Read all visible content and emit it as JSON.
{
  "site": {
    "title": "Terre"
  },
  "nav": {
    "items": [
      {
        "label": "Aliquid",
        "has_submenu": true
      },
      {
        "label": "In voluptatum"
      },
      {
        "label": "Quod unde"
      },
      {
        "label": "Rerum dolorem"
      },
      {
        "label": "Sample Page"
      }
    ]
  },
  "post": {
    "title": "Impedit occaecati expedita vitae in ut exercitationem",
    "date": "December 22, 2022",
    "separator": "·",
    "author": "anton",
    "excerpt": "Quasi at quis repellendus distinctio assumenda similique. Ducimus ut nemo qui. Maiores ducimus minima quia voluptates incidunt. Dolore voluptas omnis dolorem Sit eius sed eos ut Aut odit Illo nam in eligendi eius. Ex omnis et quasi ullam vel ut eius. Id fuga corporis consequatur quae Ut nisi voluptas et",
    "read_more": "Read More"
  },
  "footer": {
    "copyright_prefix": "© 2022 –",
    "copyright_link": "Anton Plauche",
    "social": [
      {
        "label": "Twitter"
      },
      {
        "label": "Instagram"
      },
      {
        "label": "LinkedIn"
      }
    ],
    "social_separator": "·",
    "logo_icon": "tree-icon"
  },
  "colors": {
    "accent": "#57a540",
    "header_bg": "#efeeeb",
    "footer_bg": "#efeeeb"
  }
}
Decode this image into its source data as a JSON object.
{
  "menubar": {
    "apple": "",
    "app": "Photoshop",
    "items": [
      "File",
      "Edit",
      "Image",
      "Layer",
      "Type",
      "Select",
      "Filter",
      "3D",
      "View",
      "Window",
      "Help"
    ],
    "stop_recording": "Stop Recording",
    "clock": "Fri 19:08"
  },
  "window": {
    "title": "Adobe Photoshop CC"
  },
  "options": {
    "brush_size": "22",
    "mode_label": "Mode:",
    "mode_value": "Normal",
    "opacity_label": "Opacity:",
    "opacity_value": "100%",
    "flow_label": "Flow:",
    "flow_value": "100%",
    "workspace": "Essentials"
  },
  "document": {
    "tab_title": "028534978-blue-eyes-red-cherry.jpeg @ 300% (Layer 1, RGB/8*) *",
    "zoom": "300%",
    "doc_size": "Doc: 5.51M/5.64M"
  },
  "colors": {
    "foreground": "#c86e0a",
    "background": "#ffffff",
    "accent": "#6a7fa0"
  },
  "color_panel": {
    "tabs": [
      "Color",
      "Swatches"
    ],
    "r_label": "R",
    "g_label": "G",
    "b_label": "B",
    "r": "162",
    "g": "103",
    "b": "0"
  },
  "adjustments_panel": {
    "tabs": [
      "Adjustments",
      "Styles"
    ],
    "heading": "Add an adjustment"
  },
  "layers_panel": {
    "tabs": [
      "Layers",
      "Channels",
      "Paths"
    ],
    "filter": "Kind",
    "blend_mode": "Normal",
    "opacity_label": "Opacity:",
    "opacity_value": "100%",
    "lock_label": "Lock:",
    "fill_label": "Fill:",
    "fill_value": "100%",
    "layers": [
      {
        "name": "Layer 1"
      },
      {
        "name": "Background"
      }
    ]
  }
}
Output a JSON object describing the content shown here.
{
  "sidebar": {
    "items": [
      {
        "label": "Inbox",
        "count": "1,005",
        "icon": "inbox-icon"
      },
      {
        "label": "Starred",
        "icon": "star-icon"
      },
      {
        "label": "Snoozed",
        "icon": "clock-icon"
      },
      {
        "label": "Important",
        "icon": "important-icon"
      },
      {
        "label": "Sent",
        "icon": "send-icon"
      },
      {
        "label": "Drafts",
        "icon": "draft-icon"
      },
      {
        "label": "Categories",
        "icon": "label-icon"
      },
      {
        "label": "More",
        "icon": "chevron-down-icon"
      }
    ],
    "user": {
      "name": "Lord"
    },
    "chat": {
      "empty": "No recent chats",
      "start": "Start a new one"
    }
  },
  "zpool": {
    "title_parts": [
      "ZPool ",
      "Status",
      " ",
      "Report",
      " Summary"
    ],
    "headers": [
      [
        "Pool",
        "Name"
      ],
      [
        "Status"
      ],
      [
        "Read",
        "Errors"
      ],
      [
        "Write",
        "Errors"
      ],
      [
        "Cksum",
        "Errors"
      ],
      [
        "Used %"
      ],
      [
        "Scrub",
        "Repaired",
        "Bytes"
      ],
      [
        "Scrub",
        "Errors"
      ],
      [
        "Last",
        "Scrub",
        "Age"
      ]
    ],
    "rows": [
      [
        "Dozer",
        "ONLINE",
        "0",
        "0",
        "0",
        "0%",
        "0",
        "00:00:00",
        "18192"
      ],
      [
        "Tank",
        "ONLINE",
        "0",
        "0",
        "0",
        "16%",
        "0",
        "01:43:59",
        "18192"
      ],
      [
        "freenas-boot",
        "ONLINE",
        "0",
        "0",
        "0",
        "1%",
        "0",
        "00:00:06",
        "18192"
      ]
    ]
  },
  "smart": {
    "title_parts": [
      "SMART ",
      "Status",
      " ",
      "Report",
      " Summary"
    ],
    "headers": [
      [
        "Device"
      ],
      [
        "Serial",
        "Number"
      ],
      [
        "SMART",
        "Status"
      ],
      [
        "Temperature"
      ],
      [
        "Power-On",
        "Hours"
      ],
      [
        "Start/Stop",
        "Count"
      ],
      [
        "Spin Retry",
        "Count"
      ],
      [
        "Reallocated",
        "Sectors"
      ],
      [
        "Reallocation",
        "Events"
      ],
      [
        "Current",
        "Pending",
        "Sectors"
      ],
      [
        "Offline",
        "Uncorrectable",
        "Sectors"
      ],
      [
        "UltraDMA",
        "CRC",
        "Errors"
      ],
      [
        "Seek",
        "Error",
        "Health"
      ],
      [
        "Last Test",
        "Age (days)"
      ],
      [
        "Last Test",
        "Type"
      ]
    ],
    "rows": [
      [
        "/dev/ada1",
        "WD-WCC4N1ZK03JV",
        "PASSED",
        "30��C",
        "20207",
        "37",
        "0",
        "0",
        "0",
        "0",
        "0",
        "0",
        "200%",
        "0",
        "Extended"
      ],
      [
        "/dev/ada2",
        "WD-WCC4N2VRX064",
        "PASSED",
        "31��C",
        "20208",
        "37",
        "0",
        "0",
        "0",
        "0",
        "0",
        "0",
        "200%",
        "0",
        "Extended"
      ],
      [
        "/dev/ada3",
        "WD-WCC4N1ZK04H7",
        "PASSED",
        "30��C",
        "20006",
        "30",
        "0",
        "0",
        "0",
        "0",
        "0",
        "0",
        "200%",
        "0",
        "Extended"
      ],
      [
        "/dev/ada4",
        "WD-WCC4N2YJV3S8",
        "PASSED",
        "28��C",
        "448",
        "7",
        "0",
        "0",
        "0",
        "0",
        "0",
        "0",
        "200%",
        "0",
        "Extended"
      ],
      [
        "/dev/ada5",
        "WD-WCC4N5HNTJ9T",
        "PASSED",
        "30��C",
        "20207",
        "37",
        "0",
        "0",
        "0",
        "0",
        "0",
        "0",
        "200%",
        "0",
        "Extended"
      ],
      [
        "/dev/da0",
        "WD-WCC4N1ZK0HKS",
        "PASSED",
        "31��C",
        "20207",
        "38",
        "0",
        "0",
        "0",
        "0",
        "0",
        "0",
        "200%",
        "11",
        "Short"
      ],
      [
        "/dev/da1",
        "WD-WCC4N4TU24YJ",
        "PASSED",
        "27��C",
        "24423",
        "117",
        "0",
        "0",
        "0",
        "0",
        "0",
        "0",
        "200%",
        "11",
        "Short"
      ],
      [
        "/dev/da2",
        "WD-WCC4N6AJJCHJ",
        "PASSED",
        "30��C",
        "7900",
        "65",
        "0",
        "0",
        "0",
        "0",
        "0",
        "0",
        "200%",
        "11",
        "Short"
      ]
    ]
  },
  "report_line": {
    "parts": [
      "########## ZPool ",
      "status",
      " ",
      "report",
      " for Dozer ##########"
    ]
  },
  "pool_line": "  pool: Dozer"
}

- Exercise task:
Copy every single line of the material above that holds "content".

- Written answer:
Read all visible content and emit it as JSON.
Output a JSON object describing the content shown here.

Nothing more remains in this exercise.